[Rows from a dataset]
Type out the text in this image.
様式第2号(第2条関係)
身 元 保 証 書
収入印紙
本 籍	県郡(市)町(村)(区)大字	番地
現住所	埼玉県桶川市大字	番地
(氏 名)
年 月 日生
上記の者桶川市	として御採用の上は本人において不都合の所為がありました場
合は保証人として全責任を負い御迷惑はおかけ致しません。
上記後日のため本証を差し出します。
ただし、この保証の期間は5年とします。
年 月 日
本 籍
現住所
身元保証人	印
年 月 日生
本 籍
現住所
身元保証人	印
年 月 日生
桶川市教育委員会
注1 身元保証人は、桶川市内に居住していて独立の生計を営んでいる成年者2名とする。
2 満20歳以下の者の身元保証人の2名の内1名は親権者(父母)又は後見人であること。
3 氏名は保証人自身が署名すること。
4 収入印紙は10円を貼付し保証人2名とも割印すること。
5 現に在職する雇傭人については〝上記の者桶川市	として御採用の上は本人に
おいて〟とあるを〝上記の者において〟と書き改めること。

▶ _Objective_:
List all lines holding the string "上記の者桶川市".

▶ _Written reply_:
上記の者桶川市	として御採用の上は本人において不都合の所為がありました場
5 現に在職する雇傭人については〝上記の者桶川市	として御採用の上は本人に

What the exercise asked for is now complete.